• Direction: Please edit the entries below so that every "x-tick-label" becomes "x-axis-tick", with everything else kept the same, and omit the pictures from your answer.

• A run of entries:
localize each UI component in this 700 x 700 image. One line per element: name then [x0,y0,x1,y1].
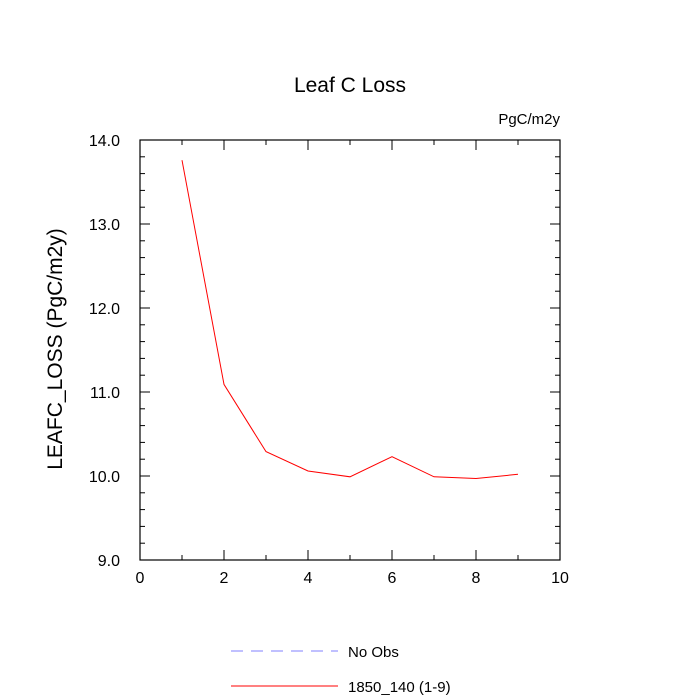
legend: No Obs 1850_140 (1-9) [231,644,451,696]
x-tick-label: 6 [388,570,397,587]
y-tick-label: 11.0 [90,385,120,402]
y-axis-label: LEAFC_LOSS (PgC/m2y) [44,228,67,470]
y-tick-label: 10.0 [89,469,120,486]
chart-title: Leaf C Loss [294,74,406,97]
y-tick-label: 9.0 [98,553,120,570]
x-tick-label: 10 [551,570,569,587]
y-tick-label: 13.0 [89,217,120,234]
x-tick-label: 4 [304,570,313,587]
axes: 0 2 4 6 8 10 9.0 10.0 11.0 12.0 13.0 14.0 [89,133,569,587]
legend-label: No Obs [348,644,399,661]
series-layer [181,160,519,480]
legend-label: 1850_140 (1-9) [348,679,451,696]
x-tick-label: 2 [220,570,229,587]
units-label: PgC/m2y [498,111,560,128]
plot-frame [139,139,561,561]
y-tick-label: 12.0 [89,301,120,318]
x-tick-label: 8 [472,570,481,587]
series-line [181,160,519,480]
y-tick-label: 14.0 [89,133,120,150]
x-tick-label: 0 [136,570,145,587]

• Answer to the task:
localize each UI component in this 700 x 700 image. One line per element: name then [x0,y0,x1,y1].
legend: No Obs 1850_140 (1-9) [231,644,451,696]
x-axis-tick: 6 [388,570,397,587]
y-tick-label: 11.0 [90,385,120,402]
y-axis-label: LEAFC_LOSS (PgC/m2y) [44,228,67,470]
y-tick-label: 10.0 [89,469,120,486]
chart-title: Leaf C Loss [294,74,406,97]
y-tick-label: 9.0 [98,553,120,570]
x-axis-tick: 10 [551,570,569,587]
y-tick-label: 13.0 [89,217,120,234]
x-axis-tick: 4 [304,570,313,587]
axes: 0 2 4 6 8 10 9.0 10.0 11.0 12.0 13.0 14.0 [89,133,569,587]
legend-label: No Obs [348,644,399,661]
series-layer [181,160,519,480]
legend-label: 1850_140 (1-9) [348,679,451,696]
x-axis-tick: 2 [220,570,229,587]
units-label: PgC/m2y [498,111,560,128]
plot-frame [139,139,561,561]
y-tick-label: 12.0 [89,301,120,318]
x-axis-tick: 8 [472,570,481,587]
series-line [181,160,519,480]
y-tick-label: 14.0 [89,133,120,150]
x-axis-tick: 0 [136,570,145,587]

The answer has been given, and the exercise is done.